Retype the following lines with no changes, starting at the line that contains "- series-math: [119, 235, 1132, 611]" and ending at the line that contains "- data-point-science: [435, 501, 446, 512]", with both of those lines included.

[Items from a dataset]
*-*-*

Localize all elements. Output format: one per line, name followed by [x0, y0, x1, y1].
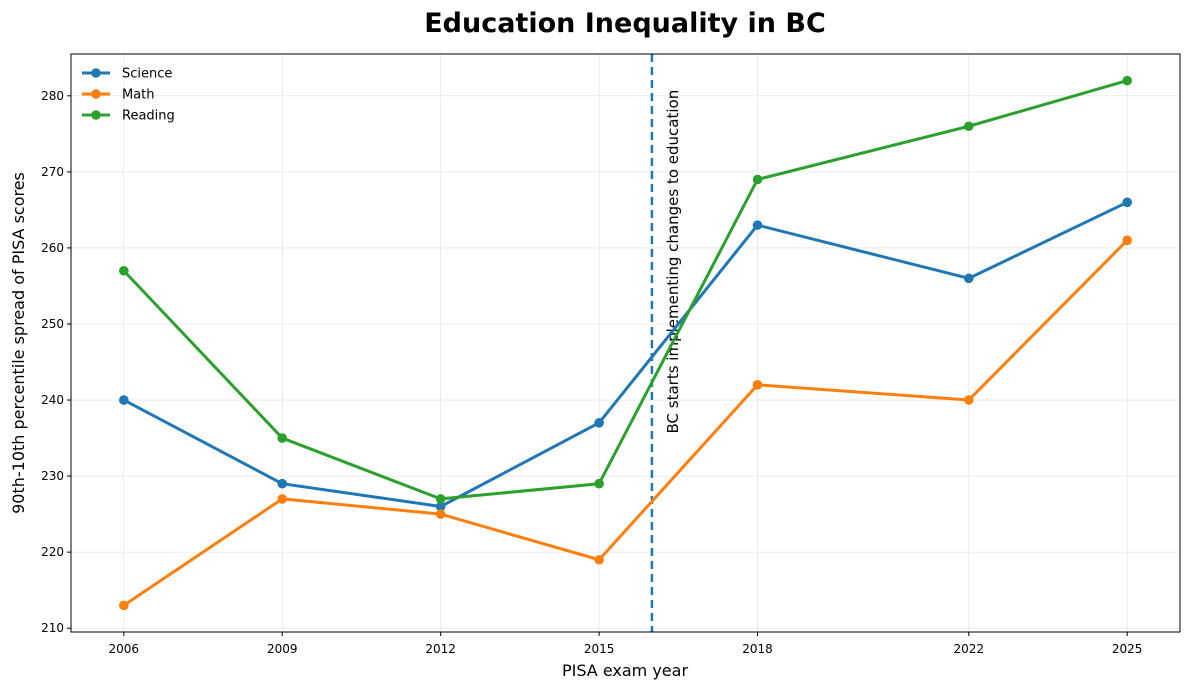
- series-math: [119, 235, 1132, 611]
- data-point-math: [1122, 235, 1132, 246]
- y-tick-label: 210: [41, 621, 64, 635]
- legend-label: Math: [122, 88, 155, 103]
- x-tick-label: 2006: [109, 642, 140, 656]
- data-point-science: [435, 501, 446, 512]
- annotation-label: BC starts implementing changes to educat…: [664, 90, 682, 434]
- x-tick-label: 2025: [1112, 642, 1143, 656]
- data-point-reading: [435, 494, 446, 504]
- data-point-science: [119, 395, 129, 405]
- data-point-math: [594, 554, 604, 565]
- series-line-reading: [122, 79, 1128, 501]
- data-point-math: [435, 509, 446, 519]
- data-point-reading: [752, 174, 763, 185]
- data-point-reading: [594, 478, 604, 489]
- data-point-science: [277, 478, 288, 489]
- legend-label: Science: [122, 67, 172, 82]
- x-axis-label: PISA exam year: [562, 661, 688, 680]
- y-axis-label: 90th-10th percentile spread of PISA scor…: [9, 172, 28, 514]
- series-science: [119, 197, 1132, 512]
- y-tick-label: 270: [41, 165, 64, 179]
- plot-frame: [70, 53, 1181, 633]
- x-tick-label: 2018: [742, 642, 773, 656]
- y-tick-label: 220: [41, 545, 64, 559]
- grid: [71, 54, 1180, 632]
- data-point-reading: [277, 433, 288, 443]
- legend-item-math: Math: [82, 88, 155, 103]
- data-point-reading: [1122, 75, 1132, 86]
- data-point-science: [963, 273, 974, 284]
- legend-item-reading: Reading: [82, 109, 175, 124]
- data-point-math: [277, 494, 288, 504]
- data-point-science: [1122, 197, 1132, 208]
- legend: Science Math Reading: [82, 67, 175, 124]
- series-line-math: [122, 239, 1129, 607]
- data-point-math: [963, 395, 974, 405]
- y-tick-label: 240: [41, 393, 64, 407]
- legend-swatch-marker: [91, 89, 101, 99]
- legend-swatch-marker: [91, 110, 101, 120]
- y-tick-label: 230: [41, 469, 64, 483]
- data-point-science: [594, 418, 604, 428]
- y-tick-label: 280: [41, 89, 64, 103]
- data-point-science: [752, 220, 763, 230]
- legend-swatch-marker: [91, 68, 101, 78]
- data-point-reading: [963, 121, 974, 132]
- data-point-reading: [119, 265, 129, 276]
- data-point-math: [119, 600, 129, 611]
- x-tick-label: 2015: [584, 642, 615, 656]
- legend-label: Reading: [122, 109, 175, 124]
- data-point-math: [752, 380, 763, 390]
- series-layer: [119, 75, 1132, 611]
- chart-title: Education Inequality in BC: [424, 8, 826, 39]
- y-tick-label: 260: [41, 241, 64, 255]
- x-tick-label: 2012: [425, 642, 456, 656]
- series-reading: [119, 75, 1132, 504]
- y-tick-label: 250: [41, 317, 64, 331]
- legend-item-science: Science: [82, 67, 172, 82]
- x-tick-label: 2009: [267, 642, 298, 656]
- x-tick-label: 2022: [953, 642, 984, 656]
- axis-ticks: 210 220 230 240 250 260 270 280 2006 2009 2012 2015…: [41, 89, 1142, 656]
- annotation-layer: BC starts implementing changes to educat…: [650, 54, 682, 632]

*-*-*

Complete response |
- series-math: [119, 235, 1132, 611]
- data-point-math: [1122, 235, 1132, 246]
- y-tick-label: 210: [41, 621, 64, 635]
- legend-label: Math: [122, 88, 155, 103]
- x-tick-label: 2006: [109, 642, 140, 656]
- data-point-science: [435, 501, 446, 512]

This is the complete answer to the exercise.